─── Data for this exercise ───

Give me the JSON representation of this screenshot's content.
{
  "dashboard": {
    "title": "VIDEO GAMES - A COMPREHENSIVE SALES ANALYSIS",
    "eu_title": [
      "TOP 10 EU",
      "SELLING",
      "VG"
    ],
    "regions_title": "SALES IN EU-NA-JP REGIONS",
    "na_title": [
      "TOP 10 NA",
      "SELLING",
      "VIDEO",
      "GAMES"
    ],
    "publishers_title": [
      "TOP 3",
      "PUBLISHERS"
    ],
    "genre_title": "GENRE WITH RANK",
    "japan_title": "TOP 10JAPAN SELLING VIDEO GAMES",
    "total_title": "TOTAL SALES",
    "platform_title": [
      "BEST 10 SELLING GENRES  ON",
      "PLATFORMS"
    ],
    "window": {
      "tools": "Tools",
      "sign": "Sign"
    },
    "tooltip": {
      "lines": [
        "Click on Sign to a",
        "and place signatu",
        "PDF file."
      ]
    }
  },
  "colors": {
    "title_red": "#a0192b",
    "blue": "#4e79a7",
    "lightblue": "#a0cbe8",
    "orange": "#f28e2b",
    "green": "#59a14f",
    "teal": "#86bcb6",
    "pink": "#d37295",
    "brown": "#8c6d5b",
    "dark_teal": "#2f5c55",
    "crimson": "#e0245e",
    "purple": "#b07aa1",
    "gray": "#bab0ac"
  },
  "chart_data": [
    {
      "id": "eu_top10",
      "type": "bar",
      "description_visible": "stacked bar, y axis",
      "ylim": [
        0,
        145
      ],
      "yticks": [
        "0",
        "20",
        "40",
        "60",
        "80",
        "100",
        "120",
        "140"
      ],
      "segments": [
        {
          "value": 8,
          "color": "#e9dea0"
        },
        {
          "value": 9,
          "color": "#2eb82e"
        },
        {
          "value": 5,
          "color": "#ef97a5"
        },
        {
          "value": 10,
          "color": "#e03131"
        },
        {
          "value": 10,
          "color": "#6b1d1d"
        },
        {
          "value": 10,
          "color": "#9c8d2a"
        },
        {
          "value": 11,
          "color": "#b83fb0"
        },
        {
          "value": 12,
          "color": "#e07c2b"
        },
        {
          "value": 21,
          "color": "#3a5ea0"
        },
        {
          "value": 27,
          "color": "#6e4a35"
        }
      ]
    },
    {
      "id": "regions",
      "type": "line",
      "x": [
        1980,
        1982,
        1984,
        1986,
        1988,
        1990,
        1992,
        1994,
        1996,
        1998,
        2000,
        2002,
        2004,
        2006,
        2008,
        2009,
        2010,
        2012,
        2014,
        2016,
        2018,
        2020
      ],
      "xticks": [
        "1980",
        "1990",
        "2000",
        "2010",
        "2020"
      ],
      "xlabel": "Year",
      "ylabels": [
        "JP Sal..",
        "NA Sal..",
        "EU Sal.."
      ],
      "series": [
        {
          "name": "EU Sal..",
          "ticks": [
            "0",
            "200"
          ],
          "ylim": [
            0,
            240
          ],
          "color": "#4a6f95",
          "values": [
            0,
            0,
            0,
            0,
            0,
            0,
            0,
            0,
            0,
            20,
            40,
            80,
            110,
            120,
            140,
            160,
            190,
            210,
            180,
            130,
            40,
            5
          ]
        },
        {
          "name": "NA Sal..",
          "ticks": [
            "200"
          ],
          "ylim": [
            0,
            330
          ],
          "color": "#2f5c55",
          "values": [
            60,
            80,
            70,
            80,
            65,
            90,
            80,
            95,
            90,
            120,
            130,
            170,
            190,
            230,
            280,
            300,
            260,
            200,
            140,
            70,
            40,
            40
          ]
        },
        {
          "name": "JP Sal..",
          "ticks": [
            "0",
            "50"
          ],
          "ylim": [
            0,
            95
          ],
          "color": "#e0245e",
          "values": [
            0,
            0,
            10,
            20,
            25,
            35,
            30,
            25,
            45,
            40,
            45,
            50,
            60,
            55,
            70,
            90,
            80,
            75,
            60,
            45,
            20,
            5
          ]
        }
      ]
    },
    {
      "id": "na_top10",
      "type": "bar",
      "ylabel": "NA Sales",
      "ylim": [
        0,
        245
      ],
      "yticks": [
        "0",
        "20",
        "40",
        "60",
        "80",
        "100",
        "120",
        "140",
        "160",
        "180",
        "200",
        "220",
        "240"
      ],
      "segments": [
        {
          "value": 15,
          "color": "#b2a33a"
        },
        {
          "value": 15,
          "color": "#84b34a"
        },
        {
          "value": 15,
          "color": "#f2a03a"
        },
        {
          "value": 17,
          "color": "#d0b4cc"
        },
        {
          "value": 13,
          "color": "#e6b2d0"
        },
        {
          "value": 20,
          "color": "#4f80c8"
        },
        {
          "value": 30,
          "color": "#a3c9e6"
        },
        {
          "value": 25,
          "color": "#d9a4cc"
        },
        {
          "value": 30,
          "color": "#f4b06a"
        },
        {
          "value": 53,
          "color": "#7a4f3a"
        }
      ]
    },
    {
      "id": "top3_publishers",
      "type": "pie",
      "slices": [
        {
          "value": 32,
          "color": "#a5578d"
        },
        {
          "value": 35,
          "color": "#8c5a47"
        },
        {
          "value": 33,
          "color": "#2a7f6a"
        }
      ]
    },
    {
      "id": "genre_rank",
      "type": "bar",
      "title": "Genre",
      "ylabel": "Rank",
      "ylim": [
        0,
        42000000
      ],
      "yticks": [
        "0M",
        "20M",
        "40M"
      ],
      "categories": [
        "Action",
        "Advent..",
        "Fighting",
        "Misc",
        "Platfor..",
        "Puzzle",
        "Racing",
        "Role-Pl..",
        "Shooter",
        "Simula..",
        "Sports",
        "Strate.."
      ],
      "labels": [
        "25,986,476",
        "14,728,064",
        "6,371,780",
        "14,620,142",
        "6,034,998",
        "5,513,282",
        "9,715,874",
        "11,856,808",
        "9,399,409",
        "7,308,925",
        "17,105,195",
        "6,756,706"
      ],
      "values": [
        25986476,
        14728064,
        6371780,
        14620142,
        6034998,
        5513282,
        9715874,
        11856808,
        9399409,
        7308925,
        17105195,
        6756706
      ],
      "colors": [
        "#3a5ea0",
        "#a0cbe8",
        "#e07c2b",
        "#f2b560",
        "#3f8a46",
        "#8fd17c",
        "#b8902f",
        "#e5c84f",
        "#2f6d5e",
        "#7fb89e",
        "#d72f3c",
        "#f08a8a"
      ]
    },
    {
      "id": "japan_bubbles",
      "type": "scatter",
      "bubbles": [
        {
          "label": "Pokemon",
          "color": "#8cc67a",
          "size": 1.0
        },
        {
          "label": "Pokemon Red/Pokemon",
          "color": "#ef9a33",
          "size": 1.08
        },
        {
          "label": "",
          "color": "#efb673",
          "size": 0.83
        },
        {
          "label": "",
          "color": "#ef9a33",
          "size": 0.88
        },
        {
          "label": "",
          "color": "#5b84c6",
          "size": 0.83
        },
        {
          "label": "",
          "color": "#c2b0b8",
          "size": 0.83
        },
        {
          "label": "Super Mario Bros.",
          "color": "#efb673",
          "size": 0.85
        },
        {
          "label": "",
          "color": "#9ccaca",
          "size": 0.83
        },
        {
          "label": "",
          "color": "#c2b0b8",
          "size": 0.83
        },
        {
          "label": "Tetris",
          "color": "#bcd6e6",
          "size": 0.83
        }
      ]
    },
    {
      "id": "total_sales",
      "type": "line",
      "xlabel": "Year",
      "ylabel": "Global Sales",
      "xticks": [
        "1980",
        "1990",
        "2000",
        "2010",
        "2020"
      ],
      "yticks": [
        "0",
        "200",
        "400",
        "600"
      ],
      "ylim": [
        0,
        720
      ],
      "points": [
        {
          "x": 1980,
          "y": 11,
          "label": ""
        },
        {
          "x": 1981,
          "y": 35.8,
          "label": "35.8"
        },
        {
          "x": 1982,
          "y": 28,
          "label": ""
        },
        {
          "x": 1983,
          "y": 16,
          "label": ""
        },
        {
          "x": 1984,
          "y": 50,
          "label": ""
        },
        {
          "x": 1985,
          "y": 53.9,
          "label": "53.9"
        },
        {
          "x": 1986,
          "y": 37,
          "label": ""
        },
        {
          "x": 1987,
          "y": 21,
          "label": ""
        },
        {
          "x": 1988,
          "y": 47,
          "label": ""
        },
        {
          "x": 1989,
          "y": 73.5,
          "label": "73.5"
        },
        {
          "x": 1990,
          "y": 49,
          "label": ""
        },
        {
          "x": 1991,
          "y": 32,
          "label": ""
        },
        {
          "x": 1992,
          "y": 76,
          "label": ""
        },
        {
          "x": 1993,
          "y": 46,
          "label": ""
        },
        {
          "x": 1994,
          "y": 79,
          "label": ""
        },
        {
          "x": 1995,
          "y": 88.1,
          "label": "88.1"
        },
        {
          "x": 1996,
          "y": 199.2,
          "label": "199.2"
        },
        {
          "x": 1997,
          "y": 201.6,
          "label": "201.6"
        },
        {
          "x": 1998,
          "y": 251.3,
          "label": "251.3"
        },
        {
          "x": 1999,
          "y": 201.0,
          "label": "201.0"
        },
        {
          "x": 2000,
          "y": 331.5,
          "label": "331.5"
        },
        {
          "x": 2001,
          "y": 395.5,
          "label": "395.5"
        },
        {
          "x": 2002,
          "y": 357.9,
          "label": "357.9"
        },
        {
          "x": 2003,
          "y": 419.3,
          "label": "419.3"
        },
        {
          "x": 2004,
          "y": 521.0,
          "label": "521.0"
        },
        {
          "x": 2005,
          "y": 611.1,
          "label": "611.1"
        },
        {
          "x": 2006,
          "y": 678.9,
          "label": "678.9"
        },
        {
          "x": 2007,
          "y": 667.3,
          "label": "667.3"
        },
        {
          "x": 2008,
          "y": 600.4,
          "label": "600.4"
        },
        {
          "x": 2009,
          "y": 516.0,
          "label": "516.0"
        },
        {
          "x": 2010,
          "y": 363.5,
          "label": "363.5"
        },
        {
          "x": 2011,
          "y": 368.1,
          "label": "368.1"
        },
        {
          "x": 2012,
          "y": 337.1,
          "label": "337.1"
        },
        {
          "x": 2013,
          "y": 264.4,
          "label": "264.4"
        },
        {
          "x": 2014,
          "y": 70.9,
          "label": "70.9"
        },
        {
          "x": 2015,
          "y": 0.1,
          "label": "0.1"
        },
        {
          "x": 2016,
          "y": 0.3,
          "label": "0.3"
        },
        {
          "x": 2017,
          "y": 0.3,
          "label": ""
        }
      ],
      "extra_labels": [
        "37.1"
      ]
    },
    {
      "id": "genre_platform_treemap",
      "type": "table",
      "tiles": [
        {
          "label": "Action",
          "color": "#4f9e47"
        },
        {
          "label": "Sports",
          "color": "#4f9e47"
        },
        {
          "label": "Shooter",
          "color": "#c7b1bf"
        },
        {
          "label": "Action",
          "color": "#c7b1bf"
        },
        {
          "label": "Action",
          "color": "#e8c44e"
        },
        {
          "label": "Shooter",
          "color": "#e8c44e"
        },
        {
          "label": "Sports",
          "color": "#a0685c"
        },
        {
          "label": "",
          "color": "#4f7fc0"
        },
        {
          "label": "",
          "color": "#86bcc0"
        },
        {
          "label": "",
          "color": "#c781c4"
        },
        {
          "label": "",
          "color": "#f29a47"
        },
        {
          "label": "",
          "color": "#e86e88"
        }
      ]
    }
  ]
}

───

» **Exercise instructions**: Report each line of the material above where the word "Pokemon" appears.

» **Output for this task**:
          "label": "Pokemon",
          "label": "Pokemon Red/Pokemon",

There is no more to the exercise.